BRIEF 1 –
Answer these questions from the passage on buying asthma inhalers over the counter in Kenya:
(a) What percentage of patients from Kenya bought SABA over the counter?
(b) About what share of patients in the study reported no healthcare reimbursement?
(c) What is the Kenyan government trying to do about over-the-counter drugs?
BRIEF 2 – Write the next part of the passage on buying asthma inhalers over the counter in Kenya, picking up after its last sentence.

Notably, not all SABAs were obtained with prescriptions; over one-third of patients (38.8%) from Kenya purchased SABA OTC, of whom 66.2% purchased ≥ 3 canisters. Alarmingly, in nearly all cases (98.1%), these SABA canisters were purchased in addition to those prescribed by clinicians, with 95.5% and 57.1% of these patients already receiving prescriptions for ≥ 3 SABA and ≥ 10 SABA canisters, respectively, in the previous 12 months. Although limited literature is currently available on the use of OTC medications to treat asthma in Kenya, these findings were not entirely unexpected as the purchase of OTC drugs, particularly painkillers, antibiotics, and antimalarials, is widespread across the country [
41‐
43]. In addition, the fact that nearly 60% of patients in this study reported no healthcare reimbursement, combined with high levels of out-of-pocket expenditure for medicines for noncommunicable diseases reported across Kenya [
16,
44], likely further contributed to the high levels of SABA purchase observed in this study. However, this is a matter of concern because SABA purchase is associated with infrequent clinician consultations; low use of prescription medication, particularly ICS; and overall undertreatment of asthma [
45‐
47]. Indeed, the Kenyan government is currently striving to outlaw the sale of OTC drugs in an attempt to encourage citizens to seek medical attention from qualified healthcare practitioners [
43]. Therefore, our findings provide further impetus for reform, highlighting an urgent need to drive policy changes to regulate SABA purchase without prescriptions and provide affordable care for all patients with asthma in Kenya.

EXERCISE DATA –
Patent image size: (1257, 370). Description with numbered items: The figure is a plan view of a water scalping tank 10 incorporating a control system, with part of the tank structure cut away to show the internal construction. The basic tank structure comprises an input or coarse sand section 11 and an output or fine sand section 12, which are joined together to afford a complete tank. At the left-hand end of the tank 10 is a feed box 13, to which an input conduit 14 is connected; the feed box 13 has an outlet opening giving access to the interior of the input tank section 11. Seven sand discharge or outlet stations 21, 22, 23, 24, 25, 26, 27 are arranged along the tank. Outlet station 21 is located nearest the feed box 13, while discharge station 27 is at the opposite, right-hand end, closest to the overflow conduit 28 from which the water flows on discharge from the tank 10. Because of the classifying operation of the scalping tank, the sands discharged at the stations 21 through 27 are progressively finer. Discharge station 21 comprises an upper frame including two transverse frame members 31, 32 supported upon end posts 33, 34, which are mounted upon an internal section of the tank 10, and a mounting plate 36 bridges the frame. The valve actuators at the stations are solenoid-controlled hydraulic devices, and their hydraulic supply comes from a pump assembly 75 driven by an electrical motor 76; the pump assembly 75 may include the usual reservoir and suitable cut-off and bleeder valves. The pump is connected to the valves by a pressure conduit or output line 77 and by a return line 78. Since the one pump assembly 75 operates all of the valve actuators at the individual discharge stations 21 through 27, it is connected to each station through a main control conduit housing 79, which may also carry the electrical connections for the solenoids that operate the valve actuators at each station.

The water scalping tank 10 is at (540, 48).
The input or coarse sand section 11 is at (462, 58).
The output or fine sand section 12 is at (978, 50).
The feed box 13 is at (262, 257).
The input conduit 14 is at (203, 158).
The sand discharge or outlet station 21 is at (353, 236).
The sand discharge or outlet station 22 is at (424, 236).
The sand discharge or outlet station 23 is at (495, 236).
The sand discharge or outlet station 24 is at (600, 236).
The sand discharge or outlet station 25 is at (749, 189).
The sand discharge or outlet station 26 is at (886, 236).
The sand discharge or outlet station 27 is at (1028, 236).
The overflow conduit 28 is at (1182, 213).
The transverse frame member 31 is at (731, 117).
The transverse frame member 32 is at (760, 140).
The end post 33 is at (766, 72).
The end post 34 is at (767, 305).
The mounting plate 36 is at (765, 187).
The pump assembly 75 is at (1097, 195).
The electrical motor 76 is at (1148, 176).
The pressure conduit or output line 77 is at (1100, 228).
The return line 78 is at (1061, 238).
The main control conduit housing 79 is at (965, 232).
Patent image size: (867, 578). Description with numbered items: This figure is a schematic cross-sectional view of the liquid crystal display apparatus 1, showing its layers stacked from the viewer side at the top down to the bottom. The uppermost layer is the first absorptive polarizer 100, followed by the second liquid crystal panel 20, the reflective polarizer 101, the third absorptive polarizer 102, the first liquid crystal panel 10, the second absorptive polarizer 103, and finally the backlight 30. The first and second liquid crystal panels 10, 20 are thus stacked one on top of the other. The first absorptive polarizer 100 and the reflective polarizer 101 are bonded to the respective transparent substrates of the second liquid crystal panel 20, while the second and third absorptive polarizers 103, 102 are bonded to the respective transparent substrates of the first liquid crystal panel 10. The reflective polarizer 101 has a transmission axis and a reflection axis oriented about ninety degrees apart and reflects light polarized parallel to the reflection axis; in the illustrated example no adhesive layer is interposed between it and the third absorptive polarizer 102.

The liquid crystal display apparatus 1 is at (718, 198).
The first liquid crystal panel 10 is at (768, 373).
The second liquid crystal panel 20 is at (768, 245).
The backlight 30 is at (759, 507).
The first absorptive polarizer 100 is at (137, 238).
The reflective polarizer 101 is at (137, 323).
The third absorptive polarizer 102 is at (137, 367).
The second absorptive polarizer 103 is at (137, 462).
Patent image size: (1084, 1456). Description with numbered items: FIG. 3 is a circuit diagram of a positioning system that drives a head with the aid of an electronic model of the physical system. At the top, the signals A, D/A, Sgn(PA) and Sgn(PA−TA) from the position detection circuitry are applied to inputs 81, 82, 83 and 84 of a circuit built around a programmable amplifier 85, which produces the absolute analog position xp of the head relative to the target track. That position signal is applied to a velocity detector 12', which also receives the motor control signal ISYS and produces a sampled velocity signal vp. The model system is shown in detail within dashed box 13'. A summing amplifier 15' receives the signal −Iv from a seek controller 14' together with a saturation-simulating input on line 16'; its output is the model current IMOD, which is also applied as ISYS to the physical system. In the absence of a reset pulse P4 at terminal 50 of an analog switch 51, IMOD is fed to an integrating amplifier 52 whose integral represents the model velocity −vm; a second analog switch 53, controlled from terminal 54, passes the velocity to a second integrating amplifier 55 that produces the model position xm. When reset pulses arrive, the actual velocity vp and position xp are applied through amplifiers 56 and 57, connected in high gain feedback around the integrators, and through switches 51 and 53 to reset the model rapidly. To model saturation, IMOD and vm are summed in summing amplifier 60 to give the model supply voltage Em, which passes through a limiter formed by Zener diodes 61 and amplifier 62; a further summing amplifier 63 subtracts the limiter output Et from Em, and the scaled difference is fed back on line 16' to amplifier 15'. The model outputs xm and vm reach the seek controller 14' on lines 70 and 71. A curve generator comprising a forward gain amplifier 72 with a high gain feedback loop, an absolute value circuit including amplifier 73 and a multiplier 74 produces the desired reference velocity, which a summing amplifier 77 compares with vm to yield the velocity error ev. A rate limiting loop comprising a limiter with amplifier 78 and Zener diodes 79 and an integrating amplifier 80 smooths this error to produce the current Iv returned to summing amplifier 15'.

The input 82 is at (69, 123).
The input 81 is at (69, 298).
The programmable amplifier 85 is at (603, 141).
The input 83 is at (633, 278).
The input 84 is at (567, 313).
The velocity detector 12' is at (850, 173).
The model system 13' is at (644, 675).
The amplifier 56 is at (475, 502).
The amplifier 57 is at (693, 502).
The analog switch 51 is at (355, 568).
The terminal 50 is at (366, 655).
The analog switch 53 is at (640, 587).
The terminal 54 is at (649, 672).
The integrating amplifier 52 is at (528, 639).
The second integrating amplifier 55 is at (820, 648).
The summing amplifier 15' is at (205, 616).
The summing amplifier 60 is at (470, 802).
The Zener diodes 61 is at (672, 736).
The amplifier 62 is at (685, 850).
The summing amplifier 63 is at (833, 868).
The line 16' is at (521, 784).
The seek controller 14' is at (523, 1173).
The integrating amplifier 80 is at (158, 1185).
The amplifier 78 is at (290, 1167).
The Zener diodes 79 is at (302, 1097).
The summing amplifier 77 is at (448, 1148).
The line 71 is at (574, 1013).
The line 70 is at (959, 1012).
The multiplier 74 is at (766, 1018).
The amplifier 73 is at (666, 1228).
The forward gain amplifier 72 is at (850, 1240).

REPLY 1 –
(a) 38.8%
(b) Nearly 60%
(c) Outlaw their sale, to encourage people to get care from qualified healthcare practitioners.

REPLY 2 –
Altogether, over half of all patients (58.8%) were prescribed ICS, which was in alignment with the fact that the majority of patients (76.0%) had mild asthma; however, over three-quarters of patients (76.8%) received medium-dose ICS instead of the recommended low-dose ICS [
27]. Reassuringly, patients were prescribed a mean of 9.6 ICS canisters in the preceding 12 months. On the basis that one canister per month is considered appropriate, this quantity suggests good clinical practice and may be indicative of automatic repeat prescriptions. However, it could not be conclusively determined whether patients took their medication as prescribed. In line with the fact that 24.0% of patients had moderate-to-severe asthma, 24.7% of patients were prescribed an ICS/LABA fixed-dose combination. Interestingly, 22.7% of patients were prescribed an OCS burst, presumably for the management of exacerbations. However, this was lower than anticipated, given that 61.5% of patients reported ≥ 1 severe asthma exacerbation in the previous 12 months. While this finding may reflect ongoing concerns around the use of short courses of OCS with growing evidence now suggesting that even brief dosing periods of 3–7 days may increase the risk of adverse events, including loss of bone density, hypertension, and gastrointestinal ulcers/bleeds [
48], it may also be a consequence of the substantial work that has been undertaken in Kenya to reduce the prescription of OCS bursts for exacerbations. Following this success, similar efforts are now required to tackle the over-prescription of SABAs. Despite the fact that GINA does not support the routine use of antibiotics for asthma unless there is strong evidence of lung infection [
27], 14.1% of patients from Kenya were prescribed antibiotics for asthma. While this may be explained in part by a lack of familiarity with asthma guidelines, it may also reflect prescribing practices in Kenya, where considerable antibiotic prescriptions for numerous conditions have been reported [
49], resulting in high rates of antimicrobial resistance [
50] and culminating in recent research to evaluate optimal strategies for the development of stewardship programs [
49].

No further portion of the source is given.